A run of records:

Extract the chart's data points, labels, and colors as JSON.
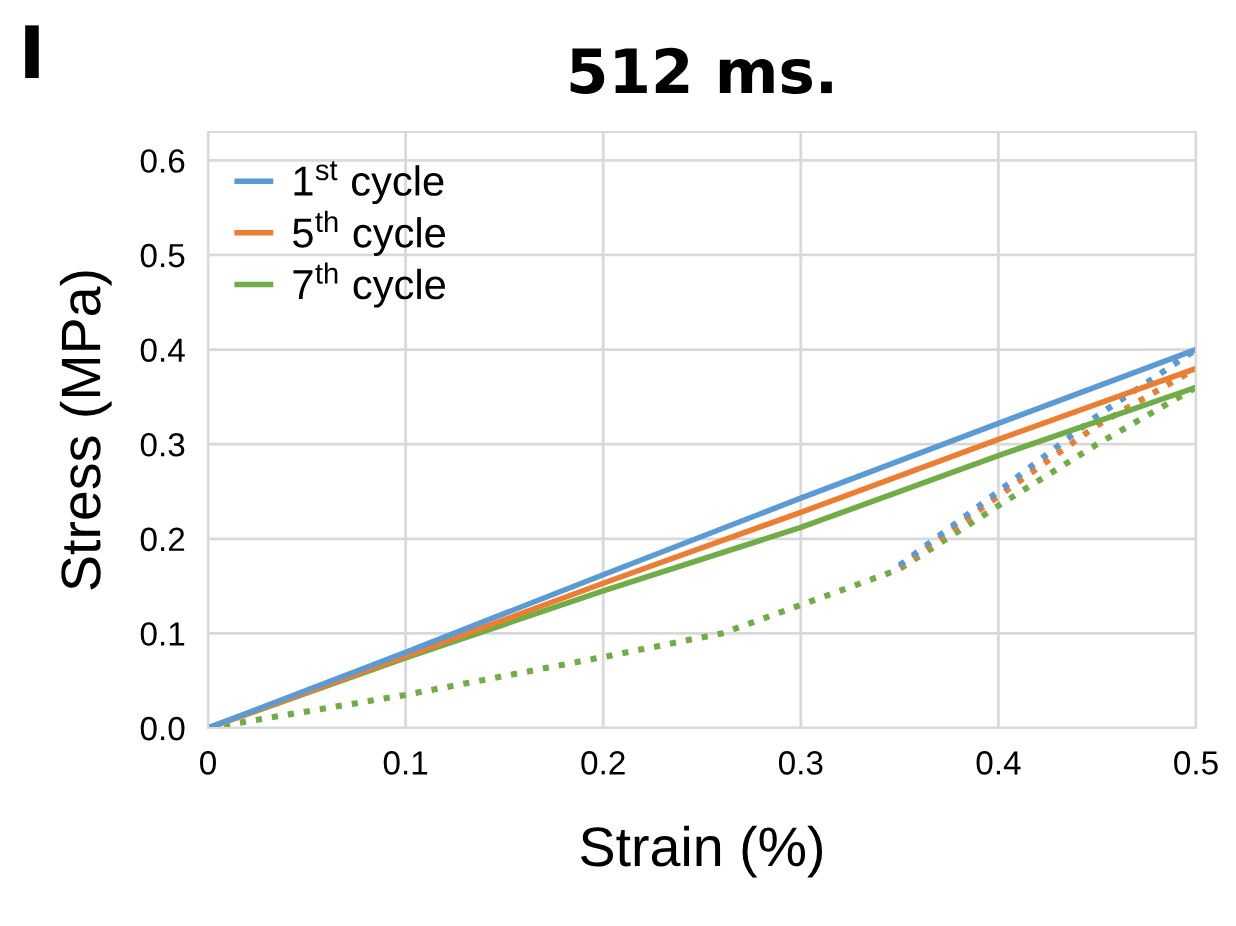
{
  "chart_data": {
    "type": "line",
    "title": "512 ms.",
    "xlabel": "Strain (%)",
    "ylabel": "Stress (MPa)",
    "annotations": [
      "I"
    ],
    "xlim": [
      0,
      0.5
    ],
    "ylim": [
      0,
      0.63
    ],
    "xticks": [
      {
        "value": 0,
        "label": "0"
      },
      0.1,
      0.2,
      0.3,
      0.4,
      0.5
    ],
    "yticks": [
      {
        "value": 0,
        "label": "0.0"
      },
      0.1,
      0.2,
      0.3,
      0.4,
      0.5,
      0.6
    ],
    "grid": true,
    "legend": "top left",
    "marker": "none",
    "series": [
      {
        "name": "1$^{st}$ cycle",
        "color": "#5b9bd5",
        "line_style": "solid",
        "x": [
          0,
          0.1,
          0.2,
          0.3,
          0.4,
          0.5
        ],
        "values": [
          0,
          0.08,
          0.162,
          0.243,
          0.322,
          0.4
        ]
      },
      {
        "name": "5$^{th}$ cycle",
        "color": "#ed7d31",
        "line_style": "solid",
        "x": [
          0,
          0.1,
          0.2,
          0.3,
          0.4,
          0.5
        ],
        "values": [
          0,
          0.076,
          0.153,
          0.228,
          0.305,
          0.38
        ]
      },
      {
        "name": "7$^{th}$ cycle",
        "color": "#70ad47",
        "line_style": "solid",
        "x": [
          0,
          0.1,
          0.2,
          0.3,
          0.4,
          0.5
        ],
        "values": [
          0,
          0.074,
          0.145,
          0.212,
          0.288,
          0.36
        ]
      },
      {
        "color": "#5b9bd5",
        "line_style": "dotted",
        "x": [
          0.35,
          0.4,
          0.45,
          0.5
        ],
        "values": [
          0.172,
          0.25,
          0.33,
          0.4
        ]
      },
      {
        "color": "#ed7d31",
        "line_style": "dotted",
        "x": [
          0.35,
          0.4,
          0.45,
          0.5
        ],
        "values": [
          0.17,
          0.245,
          0.32,
          0.38
        ]
      },
      {
        "color": "#70ad47",
        "line_style": "dotted",
        "x": [
          0,
          0.1,
          0.2,
          0.26,
          0.3,
          0.35,
          0.4,
          0.45,
          0.5
        ],
        "values": [
          0,
          0.035,
          0.075,
          0.1,
          0.13,
          0.168,
          0.235,
          0.3,
          0.36
        ]
      }
    ]
  }
}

WORK TO BE COMPLETED: Scan the material above. Copy each line where "cycle" occurs.

ANSWER:
        "name": "1$^{st}$ cycle",
        "name": "5$^{th}$ cycle",
        "name": "7$^{th}$ cycle",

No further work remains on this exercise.